**EXERCISE DESCRIPTION**. Exactly reproduce all the records, keeping pictures out of the copy.

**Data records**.
┌────────
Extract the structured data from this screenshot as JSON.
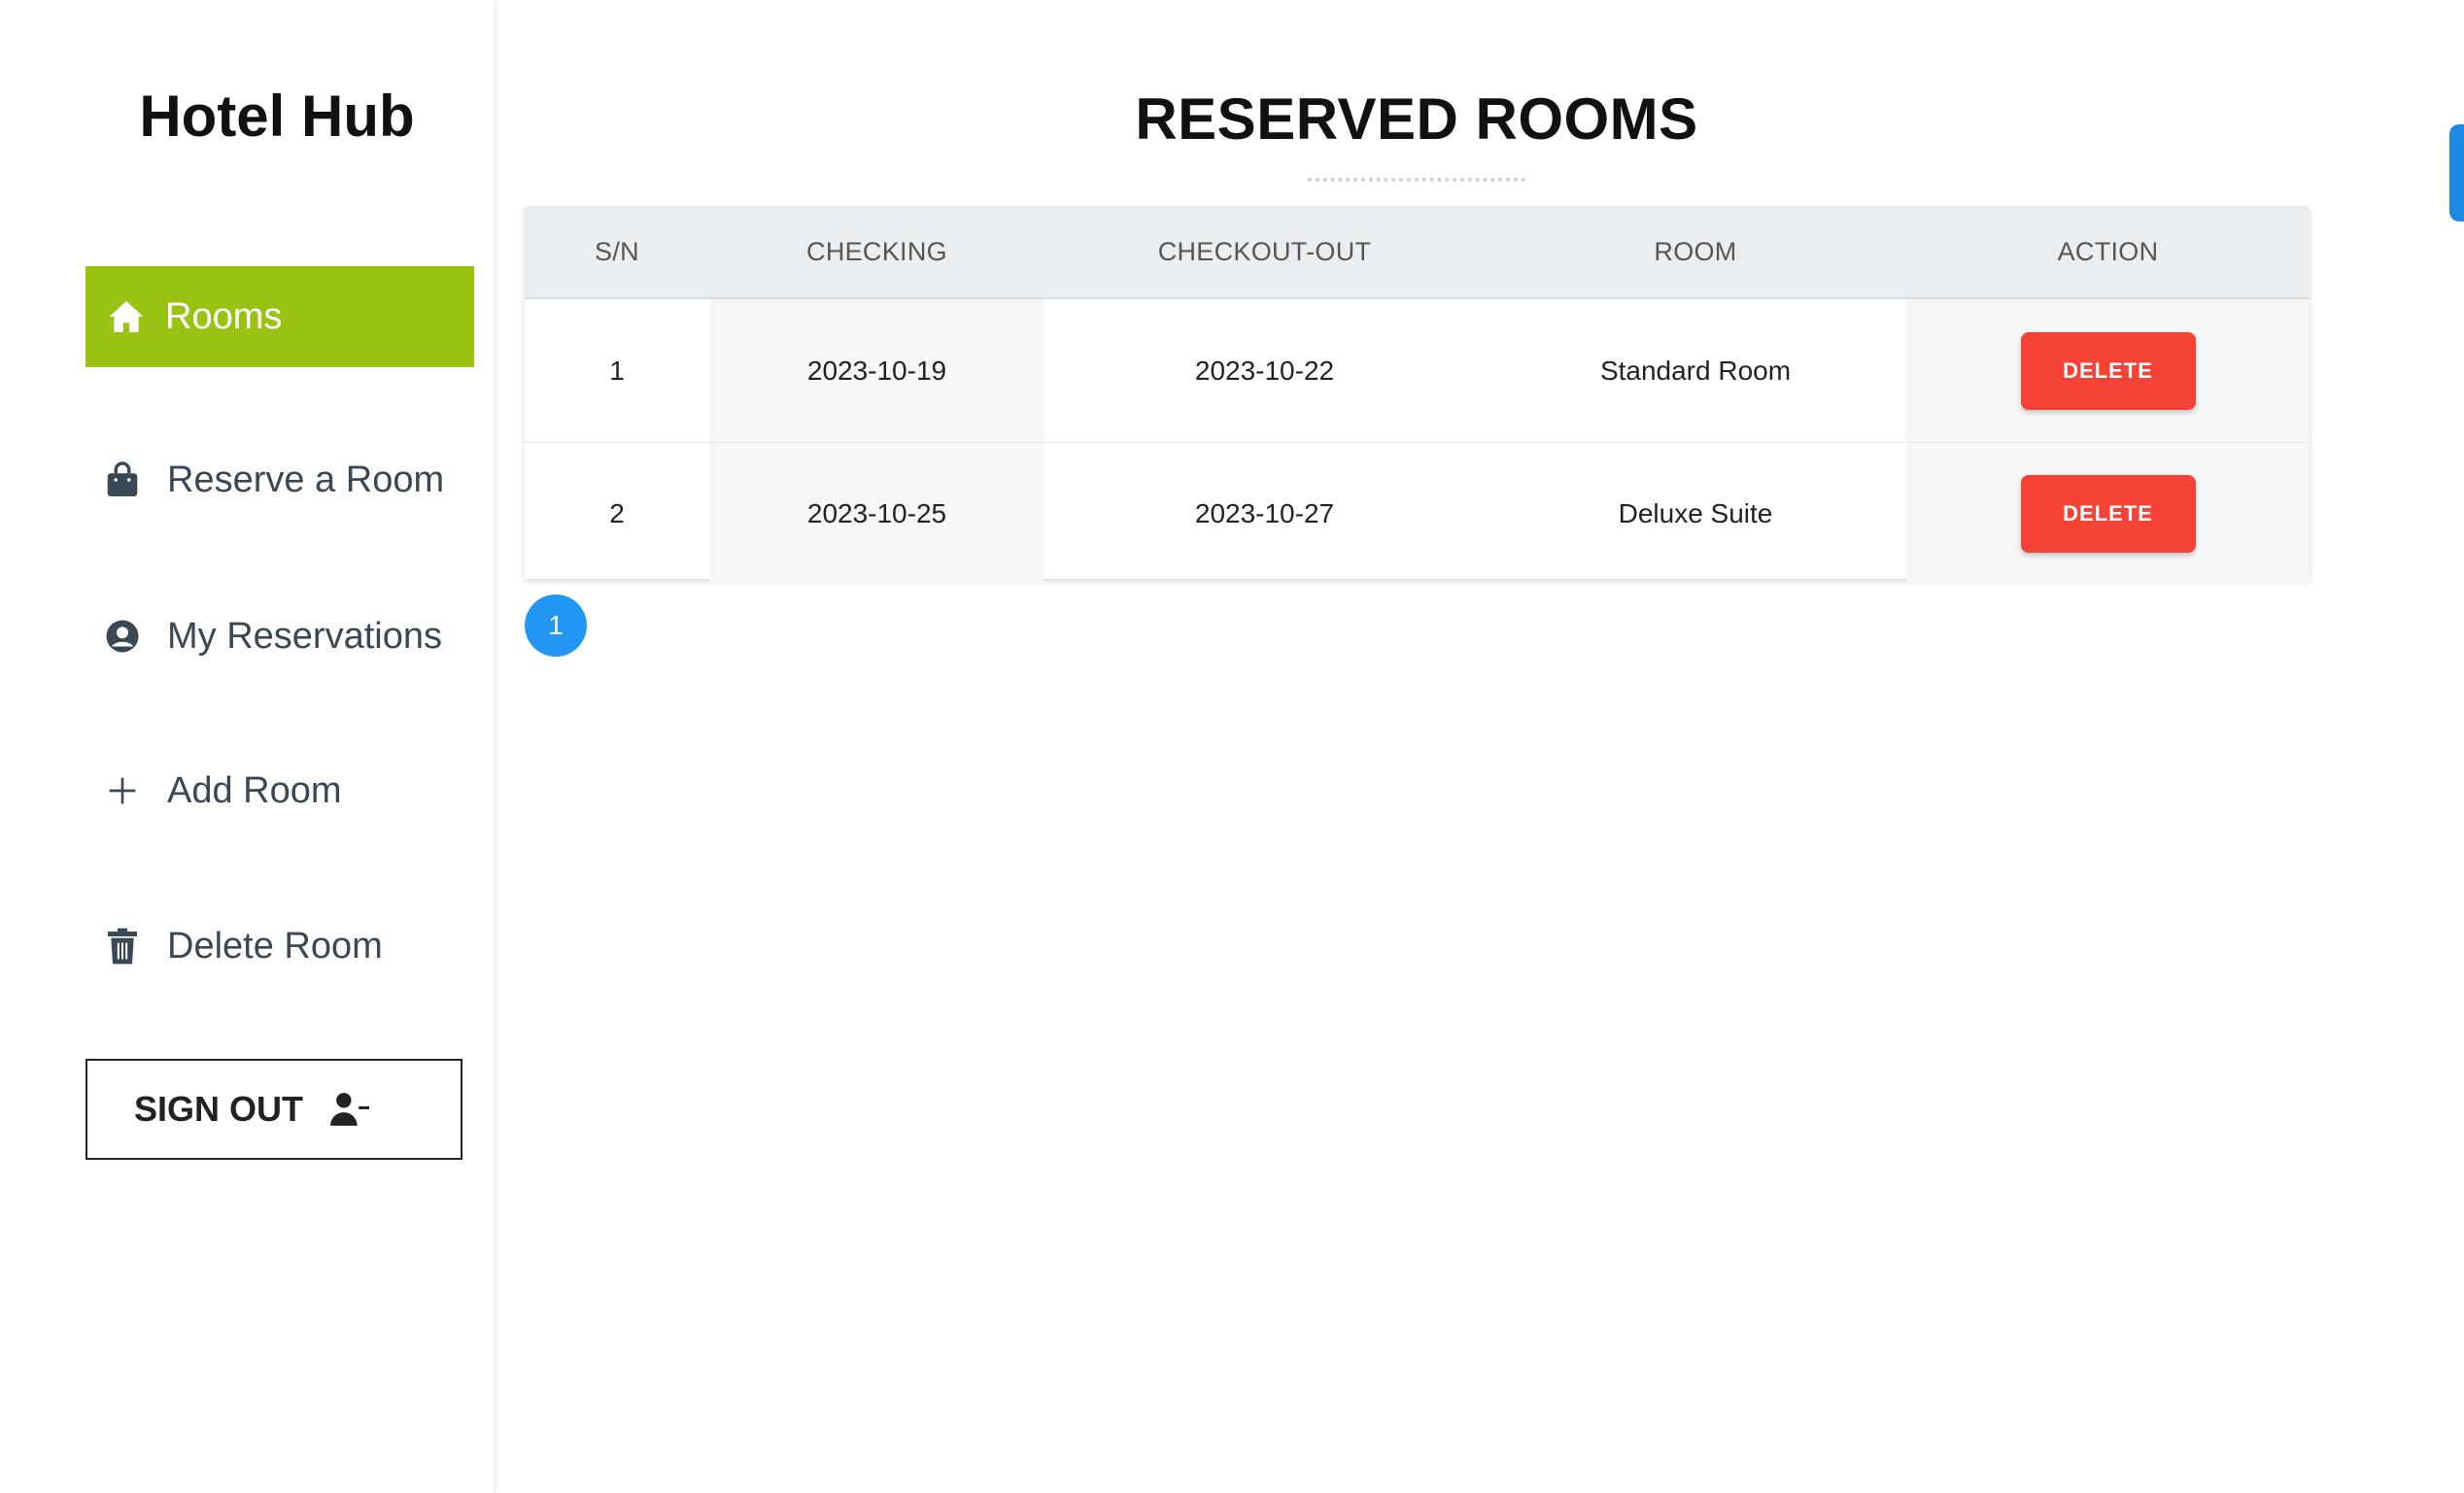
{
  "sidebar": {
    "brand": "Hotel Hub",
    "items": [
      {
        "label": "Rooms",
        "icon": "home-icon",
        "active": true
      },
      {
        "label": "Reserve a Room",
        "icon": "shopping-bag-icon",
        "active": false
      },
      {
        "label": "My Reservations",
        "icon": "user-circle-icon",
        "active": false
      },
      {
        "label": "Add Room",
        "icon": "plus-icon",
        "active": false
      },
      {
        "label": "Delete Room",
        "icon": "trash-icon",
        "active": false
      }
    ],
    "signout_label": "SIGN OUT",
    "signout_icon": "user-minus-icon"
  },
  "main": {
    "title": "RESERVED ROOMS",
    "columns": [
      "S/N",
      "CHECKING",
      "CHECKOUT-OUT",
      "ROOM",
      "ACTION"
    ],
    "rows": [
      {
        "sn": "1",
        "checkin": "2023-10-19",
        "checkout": "2023-10-22",
        "room": "Standard Room",
        "action": "DELETE"
      },
      {
        "sn": "2",
        "checkin": "2023-10-25",
        "checkout": "2023-10-27",
        "room": "Deluxe Suite",
        "action": "DELETE"
      }
    ],
    "pagination": {
      "current_page": "1"
    }
  },
  "colors": {
    "accent": "#9ac212",
    "danger": "#f44336",
    "primary": "#2196f3"
  }
}
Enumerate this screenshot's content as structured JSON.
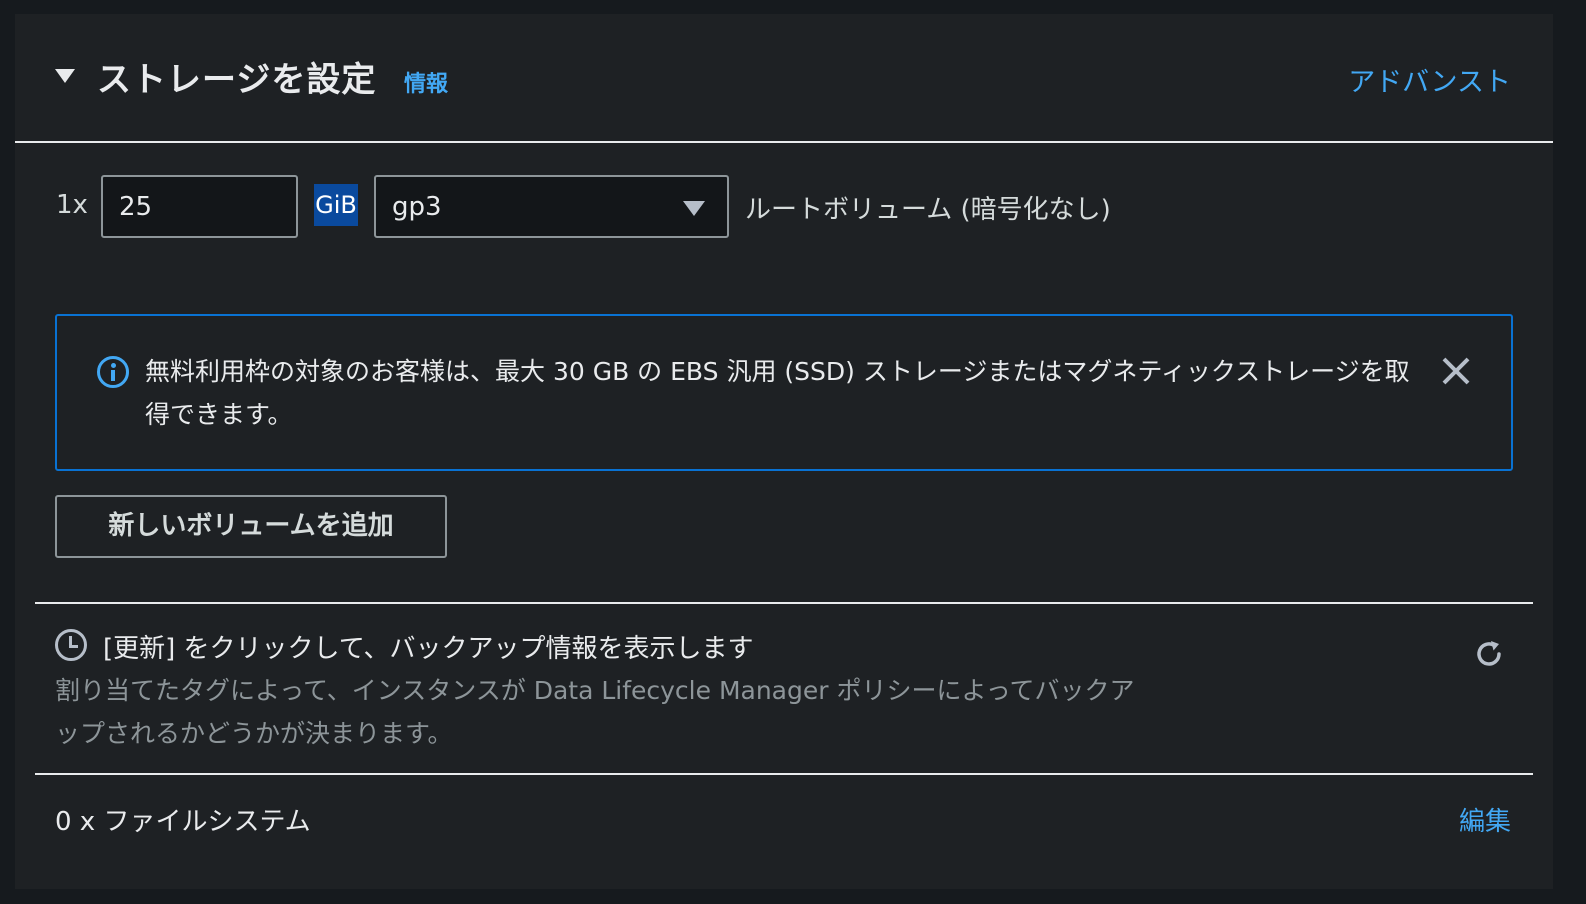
└────────
**WORKED SOLUTION**.
Extract the structured data from this screenshot as JSON.
{
  "sidebar": {
    "brand": "Hotel Hub",
    "items": [
      {
        "label": "Rooms",
        "icon": "home-icon",
        "active": true
      },
      {
        "label": "Reserve a Room",
        "icon": "shopping-bag-icon",
        "active": false
      },
      {
        "label": "My Reservations",
        "icon": "user-circle-icon",
        "active": false
      },
      {
        "label": "Add Room",
        "icon": "plus-icon",
        "active": false
      },
      {
        "label": "Delete Room",
        "icon": "trash-icon",
        "active": false
      }
    ],
    "signout_label": "SIGN OUT",
    "signout_icon": "user-minus-icon"
  },
  "main": {
    "title": "RESERVED ROOMS",
    "columns": [
      "S/N",
      "CHECKING",
      "CHECKOUT-OUT",
      "ROOM",
      "ACTION"
    ],
    "rows": [
      {
        "sn": "1",
        "checkin": "2023-10-19",
        "checkout": "2023-10-22",
        "room": "Standard Room",
        "action": "DELETE"
      },
      {
        "sn": "2",
        "checkin": "2023-10-25",
        "checkout": "2023-10-27",
        "room": "Deluxe Suite",
        "action": "DELETE"
      }
    ],
    "pagination": {
      "current_page": "1"
    }
  },
  "colors": {
    "accent": "#9ac212",
    "danger": "#f44336",
    "primary": "#2196f3"
  }
}
Enumerate this screenshot's content as structured JSON.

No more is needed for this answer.